> [STATED PROBLEM 1] Copy the entries word for word, starting at the very first entry and stopping after the line that contains "x-axis-label: False Positive".

> [EXTRACT]
One thousand volumes were digitized and they tracked 600 uses within days of being posted in the Internet Archive. “There’s gold in them hills!” Check this collection out at archive.org.  

Lesson to all: generate a digitization wish list. You never know when an opportunity may pop up for mass digitization.
Open Access Availability of Publications of Faculty in Three Engineering Disciplines - Virginia (Ginny) Baldwin
Looked at Mechanical, Civil and Environmental, Chemical and Biomolecular Engineering selected recent faculty publications. University of Nebraska uses Bepress (branded as Digital Commons). She looked at journal article availability and recorded locations (on their own web site, institutional repository (IR), pubmedcentral, and so on). Baldwin did all searching from outside of the UNL IP range, and defined open access as “complete full text of an article or manuscript in some state in the publication cycle that can be downloaded from the internet.”

She compared with other academic institutions and found the University of Nebraska Chemical Engineering department has the greatest deposition by far. Why? This department hired graduate students to put their publications in the IR. She encourages we suggest this approach to our own campus departments.

Baldwin discussed with faculty why deposits into IRs are so low overall, some issues with equations, graphs, and so on and generating a pre-pub that could be posted. Timing, publisher restrictions, and other issues are at play. When analyzing by journal title, she searched Sherpa/Romeo to determine archiving policies.

> [DATA TO USE]
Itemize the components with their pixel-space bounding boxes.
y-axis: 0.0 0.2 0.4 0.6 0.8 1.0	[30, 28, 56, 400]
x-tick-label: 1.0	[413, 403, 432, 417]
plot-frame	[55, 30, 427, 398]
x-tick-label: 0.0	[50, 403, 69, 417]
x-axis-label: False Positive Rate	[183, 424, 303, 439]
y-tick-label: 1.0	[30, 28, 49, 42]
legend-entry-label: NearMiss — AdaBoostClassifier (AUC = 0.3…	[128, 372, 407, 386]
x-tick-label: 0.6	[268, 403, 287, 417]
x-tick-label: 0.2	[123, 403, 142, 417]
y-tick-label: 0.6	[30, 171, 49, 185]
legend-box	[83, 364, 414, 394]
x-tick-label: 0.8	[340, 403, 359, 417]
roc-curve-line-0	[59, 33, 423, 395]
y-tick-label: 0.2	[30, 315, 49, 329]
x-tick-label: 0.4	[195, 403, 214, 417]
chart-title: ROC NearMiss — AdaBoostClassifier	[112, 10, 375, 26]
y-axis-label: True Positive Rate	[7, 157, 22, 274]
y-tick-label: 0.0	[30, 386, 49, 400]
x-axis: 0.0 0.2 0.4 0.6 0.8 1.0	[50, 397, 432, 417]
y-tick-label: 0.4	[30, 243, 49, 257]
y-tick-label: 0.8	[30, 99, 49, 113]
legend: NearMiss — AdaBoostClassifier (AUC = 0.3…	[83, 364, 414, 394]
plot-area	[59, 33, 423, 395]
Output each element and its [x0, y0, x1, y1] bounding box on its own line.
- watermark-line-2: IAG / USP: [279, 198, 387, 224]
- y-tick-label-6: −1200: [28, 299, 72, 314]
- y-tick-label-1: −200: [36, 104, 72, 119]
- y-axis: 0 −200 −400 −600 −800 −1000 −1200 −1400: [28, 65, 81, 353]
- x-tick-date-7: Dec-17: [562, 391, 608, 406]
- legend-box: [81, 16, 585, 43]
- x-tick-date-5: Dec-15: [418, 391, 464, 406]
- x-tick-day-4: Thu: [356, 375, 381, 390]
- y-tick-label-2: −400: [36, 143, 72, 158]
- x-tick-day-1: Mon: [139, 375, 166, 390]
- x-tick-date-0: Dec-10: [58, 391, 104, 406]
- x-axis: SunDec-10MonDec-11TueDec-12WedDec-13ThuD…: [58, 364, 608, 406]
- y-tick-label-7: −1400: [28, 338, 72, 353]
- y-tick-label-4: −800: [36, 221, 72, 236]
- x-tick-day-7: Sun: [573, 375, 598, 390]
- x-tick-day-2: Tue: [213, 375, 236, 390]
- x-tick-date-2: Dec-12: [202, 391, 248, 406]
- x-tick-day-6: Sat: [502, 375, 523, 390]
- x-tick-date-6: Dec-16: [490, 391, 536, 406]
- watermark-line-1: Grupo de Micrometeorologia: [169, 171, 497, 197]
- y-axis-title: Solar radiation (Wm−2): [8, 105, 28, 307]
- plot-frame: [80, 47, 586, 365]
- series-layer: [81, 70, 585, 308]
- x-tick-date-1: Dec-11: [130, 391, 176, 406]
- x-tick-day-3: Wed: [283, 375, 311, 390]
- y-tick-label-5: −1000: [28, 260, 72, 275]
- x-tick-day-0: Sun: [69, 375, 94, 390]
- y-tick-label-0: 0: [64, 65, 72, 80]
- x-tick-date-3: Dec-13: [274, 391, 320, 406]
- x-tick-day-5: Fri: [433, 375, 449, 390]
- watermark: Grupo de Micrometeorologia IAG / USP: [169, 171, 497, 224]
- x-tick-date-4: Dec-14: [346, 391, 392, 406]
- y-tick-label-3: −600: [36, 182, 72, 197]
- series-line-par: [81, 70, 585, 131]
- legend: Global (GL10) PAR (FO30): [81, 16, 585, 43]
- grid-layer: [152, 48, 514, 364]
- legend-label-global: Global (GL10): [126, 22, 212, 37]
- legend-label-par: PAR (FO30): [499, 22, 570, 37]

> [STATED PROBLEM 2] In the notes on open access, rewrite the passage that begins at the words "She compared with" and ends after "own campus departments.", with "library staff" in place of "graduate students".

> [COMPLETE ANSWER 1]
Itemize the components with their pixel-space bounding boxes.
y-axis: 0.0 0.2 0.4 0.6 0.8 1.0	[30, 28, 56, 400]
x-tick-label: 1.0	[413, 403, 432, 417]
plot-frame	[55, 30, 427, 398]
x-tick-label: 0.0	[50, 403, 69, 417]
x-axis-label: False Positive Rate	[183, 424, 303, 439]

> [COMPLETE ANSWER 2]
She compared with other academic institutions and found the University of Nebraska Chemical Engineering department has the greatest deposition by far. Why? This department hired library staff to put their publications in the IR. She encourages we suggest this approach to our own campus departments.